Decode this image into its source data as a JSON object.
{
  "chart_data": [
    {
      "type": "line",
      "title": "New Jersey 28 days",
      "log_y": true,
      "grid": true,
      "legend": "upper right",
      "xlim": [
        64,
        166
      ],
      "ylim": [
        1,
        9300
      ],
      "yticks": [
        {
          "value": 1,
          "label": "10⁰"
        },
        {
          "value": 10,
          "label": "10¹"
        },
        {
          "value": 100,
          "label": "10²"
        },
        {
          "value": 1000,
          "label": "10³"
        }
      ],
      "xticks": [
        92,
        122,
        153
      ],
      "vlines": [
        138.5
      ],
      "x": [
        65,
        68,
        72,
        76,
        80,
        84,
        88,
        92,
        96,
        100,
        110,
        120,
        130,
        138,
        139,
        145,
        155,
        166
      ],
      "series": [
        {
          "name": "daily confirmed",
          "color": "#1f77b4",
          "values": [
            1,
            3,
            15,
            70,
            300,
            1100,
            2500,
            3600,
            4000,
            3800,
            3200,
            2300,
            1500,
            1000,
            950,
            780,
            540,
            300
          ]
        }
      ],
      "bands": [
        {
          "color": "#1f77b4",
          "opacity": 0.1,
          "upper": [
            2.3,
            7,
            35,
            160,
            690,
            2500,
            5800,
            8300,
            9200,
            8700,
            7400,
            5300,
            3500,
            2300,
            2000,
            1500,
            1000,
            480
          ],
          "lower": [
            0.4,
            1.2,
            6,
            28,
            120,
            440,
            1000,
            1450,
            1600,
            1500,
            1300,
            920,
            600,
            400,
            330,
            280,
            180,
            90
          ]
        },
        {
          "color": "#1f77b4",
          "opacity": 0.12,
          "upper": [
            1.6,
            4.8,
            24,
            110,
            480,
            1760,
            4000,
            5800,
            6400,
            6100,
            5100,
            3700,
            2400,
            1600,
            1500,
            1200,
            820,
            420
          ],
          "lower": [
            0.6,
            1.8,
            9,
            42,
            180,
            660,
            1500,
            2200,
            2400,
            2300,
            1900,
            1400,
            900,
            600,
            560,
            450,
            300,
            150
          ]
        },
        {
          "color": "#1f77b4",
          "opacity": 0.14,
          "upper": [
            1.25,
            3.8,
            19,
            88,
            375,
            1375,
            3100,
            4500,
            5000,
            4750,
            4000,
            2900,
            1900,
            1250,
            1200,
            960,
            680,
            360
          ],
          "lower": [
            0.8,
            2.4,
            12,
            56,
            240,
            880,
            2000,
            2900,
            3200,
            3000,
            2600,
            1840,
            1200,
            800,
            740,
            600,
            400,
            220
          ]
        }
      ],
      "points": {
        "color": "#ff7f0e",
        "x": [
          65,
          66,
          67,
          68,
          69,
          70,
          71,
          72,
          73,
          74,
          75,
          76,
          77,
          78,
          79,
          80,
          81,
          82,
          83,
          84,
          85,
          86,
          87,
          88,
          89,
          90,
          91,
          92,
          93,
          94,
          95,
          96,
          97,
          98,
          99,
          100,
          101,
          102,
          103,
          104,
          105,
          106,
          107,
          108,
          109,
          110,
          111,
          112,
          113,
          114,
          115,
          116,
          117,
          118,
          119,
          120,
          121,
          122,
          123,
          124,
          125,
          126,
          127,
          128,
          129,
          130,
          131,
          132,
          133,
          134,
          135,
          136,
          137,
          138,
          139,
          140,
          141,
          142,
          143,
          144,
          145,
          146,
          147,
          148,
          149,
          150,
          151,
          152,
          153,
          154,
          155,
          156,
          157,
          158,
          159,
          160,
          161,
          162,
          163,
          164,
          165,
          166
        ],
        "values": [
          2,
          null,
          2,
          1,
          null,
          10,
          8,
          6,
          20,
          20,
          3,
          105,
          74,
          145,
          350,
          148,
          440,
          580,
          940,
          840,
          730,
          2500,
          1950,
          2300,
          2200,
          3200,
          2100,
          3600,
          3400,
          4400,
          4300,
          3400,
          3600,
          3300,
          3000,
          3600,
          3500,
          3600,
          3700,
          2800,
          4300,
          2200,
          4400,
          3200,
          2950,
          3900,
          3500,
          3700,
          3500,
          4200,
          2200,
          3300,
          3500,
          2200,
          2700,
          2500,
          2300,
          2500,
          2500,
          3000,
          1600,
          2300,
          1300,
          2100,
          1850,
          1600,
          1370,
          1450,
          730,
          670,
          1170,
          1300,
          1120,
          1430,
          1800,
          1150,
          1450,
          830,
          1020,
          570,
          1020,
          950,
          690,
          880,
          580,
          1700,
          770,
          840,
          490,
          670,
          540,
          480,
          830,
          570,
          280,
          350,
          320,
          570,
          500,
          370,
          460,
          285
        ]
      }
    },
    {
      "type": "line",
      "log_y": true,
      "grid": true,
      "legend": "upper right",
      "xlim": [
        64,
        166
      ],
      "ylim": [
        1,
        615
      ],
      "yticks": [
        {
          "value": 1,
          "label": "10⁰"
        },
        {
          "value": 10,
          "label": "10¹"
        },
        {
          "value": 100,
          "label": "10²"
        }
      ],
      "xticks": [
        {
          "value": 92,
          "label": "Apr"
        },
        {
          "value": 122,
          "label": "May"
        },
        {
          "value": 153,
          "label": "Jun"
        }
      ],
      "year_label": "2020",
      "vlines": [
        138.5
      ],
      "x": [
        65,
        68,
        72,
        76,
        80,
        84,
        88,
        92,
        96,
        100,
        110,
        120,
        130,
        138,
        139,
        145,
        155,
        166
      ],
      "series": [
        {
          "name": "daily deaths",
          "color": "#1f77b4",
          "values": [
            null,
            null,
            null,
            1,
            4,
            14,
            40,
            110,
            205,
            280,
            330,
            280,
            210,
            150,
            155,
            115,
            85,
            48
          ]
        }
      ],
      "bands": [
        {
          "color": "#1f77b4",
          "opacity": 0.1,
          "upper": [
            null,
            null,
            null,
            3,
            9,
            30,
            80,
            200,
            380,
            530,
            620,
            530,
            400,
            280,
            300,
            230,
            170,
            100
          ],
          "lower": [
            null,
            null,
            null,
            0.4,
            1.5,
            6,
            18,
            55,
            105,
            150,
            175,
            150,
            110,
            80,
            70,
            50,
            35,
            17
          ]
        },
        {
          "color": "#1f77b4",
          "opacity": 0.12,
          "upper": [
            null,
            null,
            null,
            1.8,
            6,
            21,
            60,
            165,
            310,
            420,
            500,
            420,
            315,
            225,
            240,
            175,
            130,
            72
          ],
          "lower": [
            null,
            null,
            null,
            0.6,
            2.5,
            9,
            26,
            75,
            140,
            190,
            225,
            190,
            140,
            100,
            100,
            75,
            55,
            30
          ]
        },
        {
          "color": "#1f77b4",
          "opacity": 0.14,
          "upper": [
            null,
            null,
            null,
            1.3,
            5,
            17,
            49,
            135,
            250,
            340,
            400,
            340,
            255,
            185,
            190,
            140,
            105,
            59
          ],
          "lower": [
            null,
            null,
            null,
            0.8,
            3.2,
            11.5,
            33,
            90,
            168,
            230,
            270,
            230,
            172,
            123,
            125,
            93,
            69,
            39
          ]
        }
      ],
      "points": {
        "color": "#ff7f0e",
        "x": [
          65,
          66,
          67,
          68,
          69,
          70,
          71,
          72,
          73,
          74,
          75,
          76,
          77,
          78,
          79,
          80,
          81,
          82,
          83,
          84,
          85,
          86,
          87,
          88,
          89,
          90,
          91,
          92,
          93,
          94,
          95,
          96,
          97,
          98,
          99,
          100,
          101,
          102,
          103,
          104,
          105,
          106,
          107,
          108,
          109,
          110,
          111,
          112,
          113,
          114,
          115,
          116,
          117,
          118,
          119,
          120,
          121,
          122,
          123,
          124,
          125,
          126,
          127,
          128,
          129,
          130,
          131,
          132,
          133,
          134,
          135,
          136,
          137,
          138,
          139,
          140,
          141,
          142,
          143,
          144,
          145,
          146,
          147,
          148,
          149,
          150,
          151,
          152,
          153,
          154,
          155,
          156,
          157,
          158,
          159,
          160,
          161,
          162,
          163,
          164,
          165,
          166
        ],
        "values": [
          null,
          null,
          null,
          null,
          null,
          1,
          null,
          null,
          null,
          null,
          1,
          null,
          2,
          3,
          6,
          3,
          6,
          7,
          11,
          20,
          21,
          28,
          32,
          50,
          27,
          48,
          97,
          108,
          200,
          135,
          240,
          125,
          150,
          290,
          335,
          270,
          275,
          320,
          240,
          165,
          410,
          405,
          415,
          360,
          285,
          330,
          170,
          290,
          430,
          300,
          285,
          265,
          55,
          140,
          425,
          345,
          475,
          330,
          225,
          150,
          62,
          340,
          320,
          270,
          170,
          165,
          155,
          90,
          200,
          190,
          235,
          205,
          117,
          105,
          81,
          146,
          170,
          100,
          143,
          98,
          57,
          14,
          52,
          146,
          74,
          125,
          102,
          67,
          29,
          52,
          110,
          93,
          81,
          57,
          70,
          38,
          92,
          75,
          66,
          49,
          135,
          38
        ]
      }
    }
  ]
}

## What the exercise asks
From the data, collect all lines where the string "daily" appears.

## Output of the exercise
          "name": "daily confirmed",
          "name": "daily deaths",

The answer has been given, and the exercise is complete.